Review the material and extract every line in which the word "SOLDAȚII" occurs.
++++ Rows ++++
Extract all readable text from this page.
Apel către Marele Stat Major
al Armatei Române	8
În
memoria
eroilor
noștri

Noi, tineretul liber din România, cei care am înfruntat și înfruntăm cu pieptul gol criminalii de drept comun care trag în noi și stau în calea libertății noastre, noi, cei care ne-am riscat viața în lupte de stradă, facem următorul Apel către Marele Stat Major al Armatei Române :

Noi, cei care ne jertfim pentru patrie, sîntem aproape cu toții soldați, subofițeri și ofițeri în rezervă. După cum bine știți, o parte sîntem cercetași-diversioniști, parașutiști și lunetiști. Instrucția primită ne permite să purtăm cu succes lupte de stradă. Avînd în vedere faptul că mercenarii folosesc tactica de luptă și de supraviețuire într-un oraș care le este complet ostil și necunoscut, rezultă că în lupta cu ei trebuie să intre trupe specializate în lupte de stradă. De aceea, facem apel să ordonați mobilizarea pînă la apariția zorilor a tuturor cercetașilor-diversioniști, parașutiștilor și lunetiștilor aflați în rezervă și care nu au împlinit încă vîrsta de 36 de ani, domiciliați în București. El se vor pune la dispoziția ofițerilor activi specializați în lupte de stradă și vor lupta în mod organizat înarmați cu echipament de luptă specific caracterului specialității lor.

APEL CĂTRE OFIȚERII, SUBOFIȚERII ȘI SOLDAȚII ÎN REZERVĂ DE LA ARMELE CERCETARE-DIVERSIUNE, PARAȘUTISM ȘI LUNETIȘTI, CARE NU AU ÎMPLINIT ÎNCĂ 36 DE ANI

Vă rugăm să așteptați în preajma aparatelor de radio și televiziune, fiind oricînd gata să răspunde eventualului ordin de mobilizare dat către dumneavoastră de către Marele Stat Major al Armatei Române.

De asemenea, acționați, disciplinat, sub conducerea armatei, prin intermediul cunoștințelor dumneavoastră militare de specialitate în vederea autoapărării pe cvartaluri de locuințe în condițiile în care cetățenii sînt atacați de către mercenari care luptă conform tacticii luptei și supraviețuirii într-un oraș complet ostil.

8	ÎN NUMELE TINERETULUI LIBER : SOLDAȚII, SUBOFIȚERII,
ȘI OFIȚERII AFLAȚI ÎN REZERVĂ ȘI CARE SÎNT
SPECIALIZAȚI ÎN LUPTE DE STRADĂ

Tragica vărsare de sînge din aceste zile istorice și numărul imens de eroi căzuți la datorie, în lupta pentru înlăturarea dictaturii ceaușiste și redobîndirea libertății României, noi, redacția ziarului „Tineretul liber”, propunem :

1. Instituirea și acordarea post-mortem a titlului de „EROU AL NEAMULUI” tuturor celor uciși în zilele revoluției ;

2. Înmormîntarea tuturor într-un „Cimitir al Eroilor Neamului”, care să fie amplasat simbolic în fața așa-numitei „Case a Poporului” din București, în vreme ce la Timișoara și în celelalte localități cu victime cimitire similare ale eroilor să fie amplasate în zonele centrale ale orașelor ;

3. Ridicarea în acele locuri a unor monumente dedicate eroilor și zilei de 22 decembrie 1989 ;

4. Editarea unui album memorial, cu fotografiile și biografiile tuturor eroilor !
++++
- Response to the task:
APEL CĂTRE OFIȚERII, SUBOFIȚERII ȘI SOLDAȚII ÎN REZERVĂ DE LA ARMELE CERCETARE-DIVERSIUNE, PARAȘUTISM ȘI LUNETIȘTI, CARE NU AU ÎMPLINIT ÎNCĂ 36 DE ANI
8	ÎN NUMELE TINERETULUI LIBER : SOLDAȚII, SUBOFIȚERII,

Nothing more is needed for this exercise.